Objective 1
Name every aircraft designation that appears in the article about alleged secret insiders.

Welcome to the world of the 10 bonus secret insiders—individuals who allege they’ve peeked behind the curtain of clandestine space initiatives, extraterrestrial tech, and shadowy government projects. Below, we rank ten of the most talked‑about figures, from alleged aircraft engineers to famed astronauts, each with a story that pushes the boundaries of belief.
10 Edgar Fouche

We’re all aware that the F‑117A Nighthawk stealth fighter was kept under wraps until the Gulf War revealed its existence. Yet a self‑identified insider claims Lockheed’s Skunk Works division has birthed aircraft far surpassing even the Nighthawk. One such craft, dubbed the SR‑74 (distinct from the SR‑71), allegedly can cruise at speeds exceeding Mach 18.
Edgar Fouche asserts he served on a black‑budget venture called Project Aurora, delivering multiple aircraft that defy conventional aeronautics. His lineage is equally fascinating: on one side he descends from the British Rothschild clan, and on the other he traces back to Joseph Fouche, a figure who supposedly undermined Napoleon’s empire to benefit European aristocracy.
According to Fouche, his credentials have been rigorously vetted; his claims extend beyond advanced conventional planes. He maintains involvement in the development of the TR‑3B “Flying Triangle,” a vehicle he says was reverse‑engineered from captured extraterrestrial craft. Supposedly, U.S. contractors seized a massive spherical antigravity device that once powered an interstellar vessel. When activated, it reduced the mass of surrounding material by roughly 90 percent. Lacking a proper containment method, engineers encased the device inside a flat triangular frame.
Triangular UFOs with glowing central spheres rank among the most frequently sighted aerial phenomena. If Fouche’s testimony holds, such sightings may not be alien at all, but rather the product of human ingenuity.

[Element box records]

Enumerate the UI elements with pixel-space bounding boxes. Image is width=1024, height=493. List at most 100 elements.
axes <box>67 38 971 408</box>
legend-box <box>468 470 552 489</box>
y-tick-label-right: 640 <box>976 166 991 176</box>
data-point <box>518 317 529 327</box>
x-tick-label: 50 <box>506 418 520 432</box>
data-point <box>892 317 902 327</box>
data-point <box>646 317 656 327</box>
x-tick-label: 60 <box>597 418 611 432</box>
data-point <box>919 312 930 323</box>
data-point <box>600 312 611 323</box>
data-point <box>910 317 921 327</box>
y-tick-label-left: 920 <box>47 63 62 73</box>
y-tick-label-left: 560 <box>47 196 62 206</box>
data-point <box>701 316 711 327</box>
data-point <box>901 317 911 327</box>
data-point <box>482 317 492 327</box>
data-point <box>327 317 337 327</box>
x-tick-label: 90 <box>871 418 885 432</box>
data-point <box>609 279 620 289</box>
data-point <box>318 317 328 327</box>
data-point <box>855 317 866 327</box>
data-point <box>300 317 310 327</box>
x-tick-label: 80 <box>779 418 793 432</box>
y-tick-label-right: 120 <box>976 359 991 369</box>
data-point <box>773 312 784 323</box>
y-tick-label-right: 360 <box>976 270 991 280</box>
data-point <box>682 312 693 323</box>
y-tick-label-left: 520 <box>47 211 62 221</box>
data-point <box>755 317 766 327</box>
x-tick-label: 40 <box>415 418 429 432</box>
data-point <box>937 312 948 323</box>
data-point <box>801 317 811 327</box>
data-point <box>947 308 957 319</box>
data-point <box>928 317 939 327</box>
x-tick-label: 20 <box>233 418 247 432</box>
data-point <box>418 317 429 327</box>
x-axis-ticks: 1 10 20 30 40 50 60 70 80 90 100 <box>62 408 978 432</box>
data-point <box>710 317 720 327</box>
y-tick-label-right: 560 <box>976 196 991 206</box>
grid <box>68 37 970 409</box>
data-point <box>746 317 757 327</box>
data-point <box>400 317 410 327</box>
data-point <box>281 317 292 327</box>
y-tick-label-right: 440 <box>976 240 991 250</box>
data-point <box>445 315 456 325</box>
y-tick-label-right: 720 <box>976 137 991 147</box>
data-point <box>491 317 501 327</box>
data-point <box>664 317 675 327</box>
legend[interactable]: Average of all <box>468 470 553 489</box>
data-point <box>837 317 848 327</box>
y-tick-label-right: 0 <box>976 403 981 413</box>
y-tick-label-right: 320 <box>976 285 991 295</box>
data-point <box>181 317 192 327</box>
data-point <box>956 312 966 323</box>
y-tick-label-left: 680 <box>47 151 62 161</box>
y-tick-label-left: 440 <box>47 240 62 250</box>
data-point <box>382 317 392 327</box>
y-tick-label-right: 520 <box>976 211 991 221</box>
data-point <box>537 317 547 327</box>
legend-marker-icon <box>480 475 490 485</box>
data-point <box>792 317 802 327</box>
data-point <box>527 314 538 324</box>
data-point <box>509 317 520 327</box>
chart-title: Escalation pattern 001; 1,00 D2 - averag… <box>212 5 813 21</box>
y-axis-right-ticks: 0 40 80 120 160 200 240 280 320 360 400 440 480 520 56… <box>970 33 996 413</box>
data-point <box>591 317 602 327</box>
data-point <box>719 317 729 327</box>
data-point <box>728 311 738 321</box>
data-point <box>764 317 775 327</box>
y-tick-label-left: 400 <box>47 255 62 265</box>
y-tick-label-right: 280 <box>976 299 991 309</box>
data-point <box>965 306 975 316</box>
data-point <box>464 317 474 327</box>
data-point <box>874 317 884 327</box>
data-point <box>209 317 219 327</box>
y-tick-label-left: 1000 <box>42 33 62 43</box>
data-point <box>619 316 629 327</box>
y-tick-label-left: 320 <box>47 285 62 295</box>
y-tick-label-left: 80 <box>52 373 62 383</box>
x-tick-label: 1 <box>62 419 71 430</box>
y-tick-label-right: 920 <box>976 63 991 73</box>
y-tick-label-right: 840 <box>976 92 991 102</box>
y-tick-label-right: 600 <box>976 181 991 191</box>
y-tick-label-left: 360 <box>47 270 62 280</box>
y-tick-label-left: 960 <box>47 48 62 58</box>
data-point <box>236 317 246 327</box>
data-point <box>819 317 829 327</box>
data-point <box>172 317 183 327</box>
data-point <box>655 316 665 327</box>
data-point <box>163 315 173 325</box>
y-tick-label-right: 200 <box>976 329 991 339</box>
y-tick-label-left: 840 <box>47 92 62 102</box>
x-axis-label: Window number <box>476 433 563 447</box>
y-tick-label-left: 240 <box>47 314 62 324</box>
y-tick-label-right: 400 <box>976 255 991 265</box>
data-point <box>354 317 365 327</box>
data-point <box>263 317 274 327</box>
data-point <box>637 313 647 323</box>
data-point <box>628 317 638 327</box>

Objective 2
Recast the listing as a numbered list, starting at its first line and ending at the line containing "data-point <box>518 317 529 327</box>".

Written response 1
- F‑117A Nighthawk
- SR‑74
- SR‑71
- TR‑3B "Flying Triangle"

Written response 2
1. Enumerate the UI elements with pixel-space bounding boxes. Image is width=1024, height=493. List at most 100 elements.
2. axes <box>67 38 971 408</box>
3. legend-box <box>468 470 552 489</box>
4. y-tick-label-right: 640 <box>976 166 991 176</box>
5. data-point <box>518 317 529 327</box>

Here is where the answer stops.